[WHAT IS EXPECTED] Quote the records that follow in full and exactly; leave out the pictures.

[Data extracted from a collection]
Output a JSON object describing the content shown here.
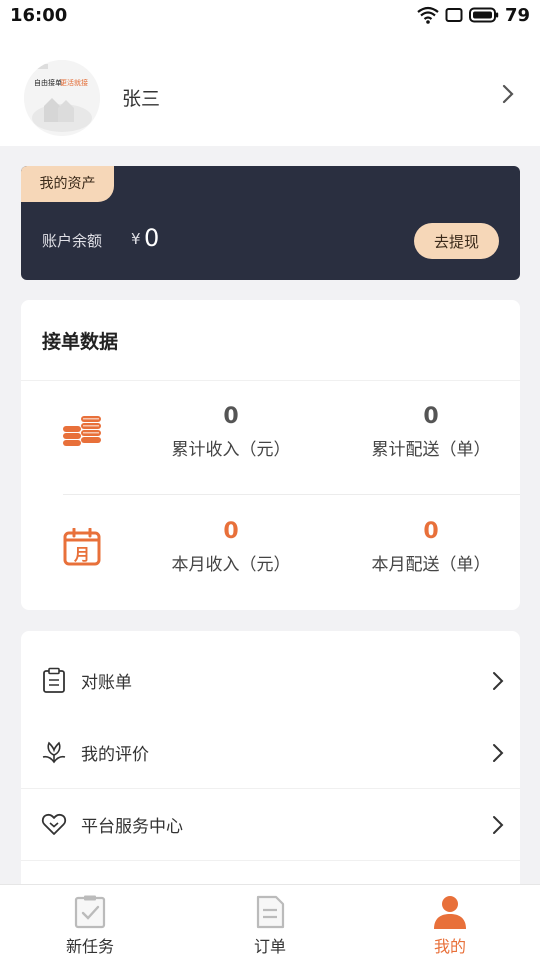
{
  "status_bar": {
    "time": "16:00",
    "battery": "79"
  },
  "profile": {
    "name": "张三",
    "avatar_text_small": "自由接单",
    "avatar_text_accent": "更活就接"
  },
  "assets": {
    "tag": "我的资产",
    "balance_label": "账户余额",
    "currency": "¥",
    "balance_value": "0",
    "withdraw_label": "去提现"
  },
  "orders": {
    "title": "接单数据",
    "total_income_value": "0",
    "total_income_label": "累计收入（元）",
    "total_delivery_value": "0",
    "total_delivery_label": "累计配送（单）",
    "month_income_value": "0",
    "month_income_label": "本月收入（元）",
    "month_delivery_value": "0",
    "month_delivery_label": "本月配送（单）",
    "calendar_icon_text": "月"
  },
  "menu": {
    "items": [
      {
        "label": "对账单"
      },
      {
        "label": "我的评价"
      },
      {
        "label": "平台服务中心"
      }
    ]
  },
  "tabbar": {
    "tabs": [
      {
        "label": "新任务"
      },
      {
        "label": "订单"
      },
      {
        "label": "我的"
      }
    ]
  },
  "colors": {
    "accent": "#e8703a",
    "dark_card": "#2a2f40",
    "gold": "#f6d7b8"
  }
}
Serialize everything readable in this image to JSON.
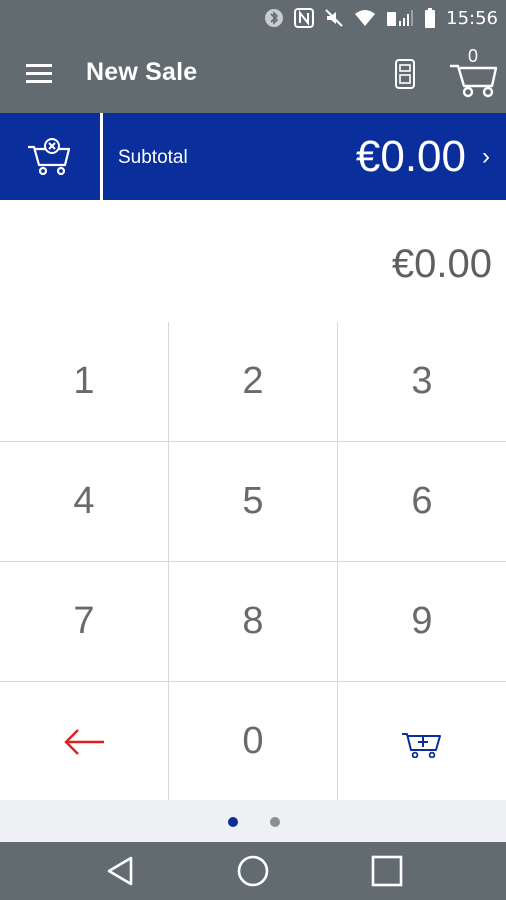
{
  "status_bar": {
    "time": "15:56",
    "icons": [
      "bluetooth-icon",
      "nfc-icon",
      "mute-icon",
      "wifi-icon",
      "signal-icon",
      "battery-icon"
    ]
  },
  "app_bar": {
    "title": "New Sale",
    "cart_count": "0",
    "icons": [
      "menu-icon",
      "card-reader-icon",
      "cart-icon"
    ]
  },
  "subtotal": {
    "label": "Subtotal",
    "amount": "€0.00",
    "chevron": "›"
  },
  "entry": {
    "value": "€0.00"
  },
  "keypad": {
    "keys": [
      "1",
      "2",
      "3",
      "4",
      "5",
      "6",
      "7",
      "8",
      "9",
      "",
      "0",
      ""
    ],
    "backspace_icon": "arrow-left-icon",
    "add_to_cart_icon": "cart-plus-icon"
  },
  "pager": {
    "pages": 2,
    "current": 1
  },
  "colors": {
    "bar_gray": "#616b70",
    "brand_blue": "#0a2f9c",
    "backspace_red": "#e0201e",
    "dot_active": "#0a2f9c",
    "dot_inactive": "#8a8f93"
  },
  "nav_bar": {
    "icons": [
      "back-icon",
      "home-icon",
      "recents-icon"
    ]
  }
}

[ANSWER TO THIS EXERCISE]
Output a JSON object describing the content shown here.
{
  "status_bar": {
    "time": "16:00",
    "battery": "79"
  },
  "profile": {
    "name": "张三",
    "avatar_text_small": "自由接单",
    "avatar_text_accent": "更活就接"
  },
  "assets": {
    "tag": "我的资产",
    "balance_label": "账户余额",
    "currency": "¥",
    "balance_value": "0",
    "withdraw_label": "去提现"
  },
  "orders": {
    "title": "接单数据",
    "total_income_value": "0",
    "total_income_label": "累计收入（元）",
    "total_delivery_value": "0",
    "total_delivery_label": "累计配送（单）",
    "month_income_value": "0",
    "month_income_label": "本月收入（元）",
    "month_delivery_value": "0",
    "month_delivery_label": "本月配送（单）",
    "calendar_icon_text": "月"
  },
  "menu": {
    "items": [
      {
        "label": "对账单"
      },
      {
        "label": "我的评价"
      },
      {
        "label": "平台服务中心"
      }
    ]
  },
  "tabbar": {
    "tabs": [
      {
        "label": "新任务"
      },
      {
        "label": "订单"
      },
      {
        "label": "我的"
      }
    ]
  },
  "colors": {
    "accent": "#e8703a",
    "dark_card": "#2a2f40",
    "gold": "#f6d7b8"
  }
}
Serialize everything readable in this image to JSON.
{
  "status_bar": {
    "time": "15:56",
    "icons": [
      "bluetooth-icon",
      "nfc-icon",
      "mute-icon",
      "wifi-icon",
      "signal-icon",
      "battery-icon"
    ]
  },
  "app_bar": {
    "title": "New Sale",
    "cart_count": "0",
    "icons": [
      "menu-icon",
      "card-reader-icon",
      "cart-icon"
    ]
  },
  "subtotal": {
    "label": "Subtotal",
    "amount": "€0.00",
    "chevron": "›"
  },
  "entry": {
    "value": "€0.00"
  },
  "keypad": {
    "keys": [
      "1",
      "2",
      "3",
      "4",
      "5",
      "6",
      "7",
      "8",
      "9",
      "",
      "0",
      ""
    ],
    "backspace_icon": "arrow-left-icon",
    "add_to_cart_icon": "cart-plus-icon"
  },
  "pager": {
    "pages": 2,
    "current": 1
  },
  "colors": {
    "bar_gray": "#616b70",
    "brand_blue": "#0a2f9c",
    "backspace_red": "#e0201e",
    "dot_active": "#0a2f9c",
    "dot_inactive": "#8a8f93"
  },
  "nav_bar": {
    "icons": [
      "back-icon",
      "home-icon",
      "recents-icon"
    ]
  }
}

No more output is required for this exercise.